■ What the exercise asks: Copy out all the lines in the records that include the word "Masala".

- - -

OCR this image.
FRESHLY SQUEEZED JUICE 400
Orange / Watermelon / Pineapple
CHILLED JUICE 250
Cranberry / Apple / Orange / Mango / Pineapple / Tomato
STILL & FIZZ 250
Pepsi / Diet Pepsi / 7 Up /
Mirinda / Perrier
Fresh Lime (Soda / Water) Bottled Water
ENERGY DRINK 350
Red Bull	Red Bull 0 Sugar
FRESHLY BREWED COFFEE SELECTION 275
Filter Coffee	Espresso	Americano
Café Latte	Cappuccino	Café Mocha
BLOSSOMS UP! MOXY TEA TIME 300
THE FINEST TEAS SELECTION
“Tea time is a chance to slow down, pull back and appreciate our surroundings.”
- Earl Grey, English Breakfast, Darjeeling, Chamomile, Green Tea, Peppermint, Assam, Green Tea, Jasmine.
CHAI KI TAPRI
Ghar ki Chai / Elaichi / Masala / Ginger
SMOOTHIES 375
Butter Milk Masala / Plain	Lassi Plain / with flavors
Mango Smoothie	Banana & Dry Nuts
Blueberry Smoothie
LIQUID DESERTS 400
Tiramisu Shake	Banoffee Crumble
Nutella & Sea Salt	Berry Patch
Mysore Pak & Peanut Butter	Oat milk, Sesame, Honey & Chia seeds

- - -

■ Written reply:
Ghar ki Chai / Elaichi / Masala / Ginger
Butter Milk Masala / Plain	Lassi Plain / with flavors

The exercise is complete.